Pick out each line containing the string "śródlądowych".

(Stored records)
:::

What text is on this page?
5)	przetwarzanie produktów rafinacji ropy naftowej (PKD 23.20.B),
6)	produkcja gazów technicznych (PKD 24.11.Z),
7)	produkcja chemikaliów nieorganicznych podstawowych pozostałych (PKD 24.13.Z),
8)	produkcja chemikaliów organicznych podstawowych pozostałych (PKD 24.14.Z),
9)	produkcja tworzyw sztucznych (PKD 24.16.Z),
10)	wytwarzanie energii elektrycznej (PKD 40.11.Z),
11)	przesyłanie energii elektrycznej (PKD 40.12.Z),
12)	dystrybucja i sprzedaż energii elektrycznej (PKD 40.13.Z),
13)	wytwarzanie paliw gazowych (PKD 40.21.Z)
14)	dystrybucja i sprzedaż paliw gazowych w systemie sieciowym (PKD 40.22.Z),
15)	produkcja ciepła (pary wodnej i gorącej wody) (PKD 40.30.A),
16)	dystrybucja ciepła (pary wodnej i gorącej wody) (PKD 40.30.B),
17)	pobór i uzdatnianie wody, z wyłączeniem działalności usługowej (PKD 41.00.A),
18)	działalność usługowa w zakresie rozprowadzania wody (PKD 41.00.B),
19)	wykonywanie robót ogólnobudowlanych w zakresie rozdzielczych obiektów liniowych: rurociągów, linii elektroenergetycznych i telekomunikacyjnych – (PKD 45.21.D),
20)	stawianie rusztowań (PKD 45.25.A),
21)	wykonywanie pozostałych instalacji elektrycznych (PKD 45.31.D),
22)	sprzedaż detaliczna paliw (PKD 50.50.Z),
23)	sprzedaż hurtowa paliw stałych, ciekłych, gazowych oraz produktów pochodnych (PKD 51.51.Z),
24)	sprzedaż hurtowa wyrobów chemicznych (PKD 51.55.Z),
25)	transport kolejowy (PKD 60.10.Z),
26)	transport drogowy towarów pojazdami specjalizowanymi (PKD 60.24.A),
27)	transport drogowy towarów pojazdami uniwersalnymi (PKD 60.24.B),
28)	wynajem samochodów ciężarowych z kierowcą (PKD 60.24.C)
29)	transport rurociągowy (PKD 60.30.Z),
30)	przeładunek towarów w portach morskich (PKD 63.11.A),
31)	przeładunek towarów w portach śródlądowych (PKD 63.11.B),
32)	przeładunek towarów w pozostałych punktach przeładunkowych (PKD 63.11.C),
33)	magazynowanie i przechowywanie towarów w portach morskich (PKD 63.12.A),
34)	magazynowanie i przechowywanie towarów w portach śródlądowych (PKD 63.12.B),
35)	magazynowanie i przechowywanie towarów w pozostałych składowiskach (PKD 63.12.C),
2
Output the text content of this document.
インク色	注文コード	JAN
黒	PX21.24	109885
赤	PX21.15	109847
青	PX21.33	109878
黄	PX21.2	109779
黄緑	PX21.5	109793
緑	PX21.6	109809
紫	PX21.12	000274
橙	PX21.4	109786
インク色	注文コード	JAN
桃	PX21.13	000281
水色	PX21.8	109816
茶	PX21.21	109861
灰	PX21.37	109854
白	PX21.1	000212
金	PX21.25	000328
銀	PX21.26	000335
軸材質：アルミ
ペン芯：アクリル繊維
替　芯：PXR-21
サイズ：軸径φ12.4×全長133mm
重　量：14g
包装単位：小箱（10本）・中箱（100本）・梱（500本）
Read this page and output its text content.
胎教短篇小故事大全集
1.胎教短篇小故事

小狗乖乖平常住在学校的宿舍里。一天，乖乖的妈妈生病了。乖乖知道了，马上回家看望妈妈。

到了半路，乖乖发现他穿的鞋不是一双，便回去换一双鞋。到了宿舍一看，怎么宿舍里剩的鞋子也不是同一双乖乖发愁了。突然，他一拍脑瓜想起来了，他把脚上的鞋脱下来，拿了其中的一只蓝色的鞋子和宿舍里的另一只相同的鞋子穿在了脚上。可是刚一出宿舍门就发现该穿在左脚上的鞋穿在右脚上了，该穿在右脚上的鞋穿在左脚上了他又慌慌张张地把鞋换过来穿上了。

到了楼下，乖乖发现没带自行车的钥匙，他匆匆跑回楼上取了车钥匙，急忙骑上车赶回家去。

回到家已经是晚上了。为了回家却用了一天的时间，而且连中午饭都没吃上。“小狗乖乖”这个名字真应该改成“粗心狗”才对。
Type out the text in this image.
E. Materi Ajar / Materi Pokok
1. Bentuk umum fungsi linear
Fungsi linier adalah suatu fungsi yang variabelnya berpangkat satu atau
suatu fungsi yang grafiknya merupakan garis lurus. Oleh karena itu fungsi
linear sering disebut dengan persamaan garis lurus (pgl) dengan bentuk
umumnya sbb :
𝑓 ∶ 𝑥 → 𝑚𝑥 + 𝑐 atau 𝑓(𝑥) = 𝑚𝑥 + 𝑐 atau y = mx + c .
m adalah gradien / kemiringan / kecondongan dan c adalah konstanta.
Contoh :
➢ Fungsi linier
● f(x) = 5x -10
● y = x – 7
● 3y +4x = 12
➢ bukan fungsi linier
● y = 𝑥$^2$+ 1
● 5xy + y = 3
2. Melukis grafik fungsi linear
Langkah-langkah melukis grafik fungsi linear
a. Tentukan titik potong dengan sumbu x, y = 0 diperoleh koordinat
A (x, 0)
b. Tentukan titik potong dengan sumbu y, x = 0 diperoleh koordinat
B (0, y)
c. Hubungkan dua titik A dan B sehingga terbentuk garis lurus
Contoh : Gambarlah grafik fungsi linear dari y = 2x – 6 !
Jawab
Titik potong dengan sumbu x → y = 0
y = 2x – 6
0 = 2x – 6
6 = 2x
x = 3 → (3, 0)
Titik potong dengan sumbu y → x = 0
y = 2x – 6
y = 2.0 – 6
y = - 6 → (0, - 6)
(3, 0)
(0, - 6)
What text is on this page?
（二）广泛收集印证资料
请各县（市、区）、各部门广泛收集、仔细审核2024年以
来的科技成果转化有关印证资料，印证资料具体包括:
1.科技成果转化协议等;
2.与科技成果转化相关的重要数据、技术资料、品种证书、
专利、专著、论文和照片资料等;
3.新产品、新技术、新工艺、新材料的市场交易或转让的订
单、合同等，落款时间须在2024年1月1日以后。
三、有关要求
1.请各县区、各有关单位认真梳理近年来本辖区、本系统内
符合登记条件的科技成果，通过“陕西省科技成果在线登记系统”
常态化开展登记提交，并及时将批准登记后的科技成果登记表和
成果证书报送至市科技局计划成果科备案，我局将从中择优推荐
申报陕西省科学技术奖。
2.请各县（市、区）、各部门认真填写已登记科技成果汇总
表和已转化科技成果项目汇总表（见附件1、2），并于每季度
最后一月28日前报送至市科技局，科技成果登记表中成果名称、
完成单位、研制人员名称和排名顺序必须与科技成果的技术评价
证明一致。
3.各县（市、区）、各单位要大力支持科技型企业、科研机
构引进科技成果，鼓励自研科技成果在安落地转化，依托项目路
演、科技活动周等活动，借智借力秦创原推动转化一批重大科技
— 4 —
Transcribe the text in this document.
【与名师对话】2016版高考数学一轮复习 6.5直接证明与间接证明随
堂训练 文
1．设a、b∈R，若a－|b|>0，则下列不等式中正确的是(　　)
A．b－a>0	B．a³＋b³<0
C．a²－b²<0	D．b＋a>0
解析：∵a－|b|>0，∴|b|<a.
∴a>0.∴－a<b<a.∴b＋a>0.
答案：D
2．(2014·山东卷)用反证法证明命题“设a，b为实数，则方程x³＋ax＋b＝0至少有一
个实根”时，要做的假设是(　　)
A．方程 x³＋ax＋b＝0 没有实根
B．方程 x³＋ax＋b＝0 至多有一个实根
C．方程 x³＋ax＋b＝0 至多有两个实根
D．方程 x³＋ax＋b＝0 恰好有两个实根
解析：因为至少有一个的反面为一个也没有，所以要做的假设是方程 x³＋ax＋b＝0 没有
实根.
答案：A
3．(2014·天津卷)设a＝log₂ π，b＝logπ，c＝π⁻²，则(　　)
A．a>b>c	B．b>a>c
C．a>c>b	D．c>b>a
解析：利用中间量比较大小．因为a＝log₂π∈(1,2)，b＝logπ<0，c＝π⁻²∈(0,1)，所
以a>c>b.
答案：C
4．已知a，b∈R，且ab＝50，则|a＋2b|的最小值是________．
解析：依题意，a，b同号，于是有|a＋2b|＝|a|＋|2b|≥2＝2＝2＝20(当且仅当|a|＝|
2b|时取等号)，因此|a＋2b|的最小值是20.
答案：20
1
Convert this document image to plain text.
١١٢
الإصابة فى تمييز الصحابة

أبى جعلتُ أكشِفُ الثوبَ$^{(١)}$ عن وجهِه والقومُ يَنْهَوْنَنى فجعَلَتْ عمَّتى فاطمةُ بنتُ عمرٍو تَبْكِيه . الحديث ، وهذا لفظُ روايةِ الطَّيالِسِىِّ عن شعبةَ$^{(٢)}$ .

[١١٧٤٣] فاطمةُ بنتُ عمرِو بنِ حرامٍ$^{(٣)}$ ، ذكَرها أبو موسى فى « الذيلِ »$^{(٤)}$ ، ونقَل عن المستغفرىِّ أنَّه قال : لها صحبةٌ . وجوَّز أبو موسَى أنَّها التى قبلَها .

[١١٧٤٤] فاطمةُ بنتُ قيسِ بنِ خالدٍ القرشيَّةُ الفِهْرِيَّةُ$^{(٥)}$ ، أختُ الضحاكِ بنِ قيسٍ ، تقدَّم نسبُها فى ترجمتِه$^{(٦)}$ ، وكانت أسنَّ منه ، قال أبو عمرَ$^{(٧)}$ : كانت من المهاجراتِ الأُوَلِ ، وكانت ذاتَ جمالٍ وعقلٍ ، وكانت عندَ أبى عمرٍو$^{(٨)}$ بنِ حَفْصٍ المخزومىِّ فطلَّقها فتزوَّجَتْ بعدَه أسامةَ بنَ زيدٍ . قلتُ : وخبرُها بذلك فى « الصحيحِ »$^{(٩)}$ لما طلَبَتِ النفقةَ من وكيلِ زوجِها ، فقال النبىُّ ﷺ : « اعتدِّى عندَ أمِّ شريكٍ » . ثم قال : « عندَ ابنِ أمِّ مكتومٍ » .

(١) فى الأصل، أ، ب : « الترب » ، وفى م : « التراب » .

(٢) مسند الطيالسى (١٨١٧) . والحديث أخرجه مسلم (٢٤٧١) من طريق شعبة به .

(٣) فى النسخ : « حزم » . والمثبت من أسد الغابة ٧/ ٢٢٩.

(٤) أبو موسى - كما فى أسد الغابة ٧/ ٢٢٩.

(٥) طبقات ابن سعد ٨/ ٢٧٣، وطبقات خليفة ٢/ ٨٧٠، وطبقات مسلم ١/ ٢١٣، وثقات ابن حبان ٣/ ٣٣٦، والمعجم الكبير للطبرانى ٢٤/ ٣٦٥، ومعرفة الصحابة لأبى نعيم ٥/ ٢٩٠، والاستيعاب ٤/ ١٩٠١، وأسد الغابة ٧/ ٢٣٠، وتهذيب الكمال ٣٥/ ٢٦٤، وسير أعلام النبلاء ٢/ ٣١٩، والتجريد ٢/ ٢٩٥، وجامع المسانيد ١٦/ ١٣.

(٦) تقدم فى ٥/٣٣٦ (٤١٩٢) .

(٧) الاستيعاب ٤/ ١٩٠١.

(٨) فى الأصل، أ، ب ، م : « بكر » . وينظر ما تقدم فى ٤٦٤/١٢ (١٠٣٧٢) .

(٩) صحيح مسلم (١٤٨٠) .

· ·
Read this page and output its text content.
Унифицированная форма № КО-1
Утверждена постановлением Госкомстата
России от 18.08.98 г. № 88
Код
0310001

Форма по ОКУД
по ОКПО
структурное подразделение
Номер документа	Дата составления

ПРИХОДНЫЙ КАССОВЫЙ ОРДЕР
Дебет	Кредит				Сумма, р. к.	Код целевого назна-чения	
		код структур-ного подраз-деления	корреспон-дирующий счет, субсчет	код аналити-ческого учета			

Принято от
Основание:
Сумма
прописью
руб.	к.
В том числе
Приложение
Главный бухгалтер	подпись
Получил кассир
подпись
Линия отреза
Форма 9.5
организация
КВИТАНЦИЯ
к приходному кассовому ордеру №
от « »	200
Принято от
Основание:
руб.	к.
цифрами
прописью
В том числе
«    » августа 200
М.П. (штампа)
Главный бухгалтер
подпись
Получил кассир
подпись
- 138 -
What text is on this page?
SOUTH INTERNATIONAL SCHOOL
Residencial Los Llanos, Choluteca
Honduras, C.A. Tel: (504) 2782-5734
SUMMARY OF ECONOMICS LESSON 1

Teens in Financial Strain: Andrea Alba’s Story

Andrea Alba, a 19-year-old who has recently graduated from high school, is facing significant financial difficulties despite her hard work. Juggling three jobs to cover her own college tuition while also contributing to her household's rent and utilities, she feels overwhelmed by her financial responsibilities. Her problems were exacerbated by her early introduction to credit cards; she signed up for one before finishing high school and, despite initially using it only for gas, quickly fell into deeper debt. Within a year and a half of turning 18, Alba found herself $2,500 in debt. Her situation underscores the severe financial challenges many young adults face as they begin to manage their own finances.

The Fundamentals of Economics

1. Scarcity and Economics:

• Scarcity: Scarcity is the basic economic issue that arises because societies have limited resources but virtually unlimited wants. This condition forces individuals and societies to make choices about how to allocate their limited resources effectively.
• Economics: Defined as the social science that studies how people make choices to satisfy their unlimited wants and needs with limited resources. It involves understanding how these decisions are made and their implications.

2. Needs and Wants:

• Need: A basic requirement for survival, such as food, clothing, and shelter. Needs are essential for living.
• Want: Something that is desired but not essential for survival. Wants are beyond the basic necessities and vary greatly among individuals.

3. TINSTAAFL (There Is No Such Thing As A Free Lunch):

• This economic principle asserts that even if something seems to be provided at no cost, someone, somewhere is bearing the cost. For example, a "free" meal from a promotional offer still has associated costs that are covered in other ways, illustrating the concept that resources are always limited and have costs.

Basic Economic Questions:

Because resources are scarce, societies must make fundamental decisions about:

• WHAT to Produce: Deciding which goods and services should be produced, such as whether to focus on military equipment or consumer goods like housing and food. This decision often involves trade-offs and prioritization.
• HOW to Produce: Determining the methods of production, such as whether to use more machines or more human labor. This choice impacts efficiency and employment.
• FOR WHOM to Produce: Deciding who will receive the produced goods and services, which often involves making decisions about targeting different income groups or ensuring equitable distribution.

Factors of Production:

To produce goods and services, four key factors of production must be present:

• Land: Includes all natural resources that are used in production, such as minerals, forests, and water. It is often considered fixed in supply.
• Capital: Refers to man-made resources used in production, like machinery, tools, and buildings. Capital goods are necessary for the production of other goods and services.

:::

Answer to this problem
31)	przeładunek towarów w portach śródlądowych (PKD 63.11.B),
34)	magazynowanie i przechowywanie towarów w portach śródlądowych (PKD 63.12.B),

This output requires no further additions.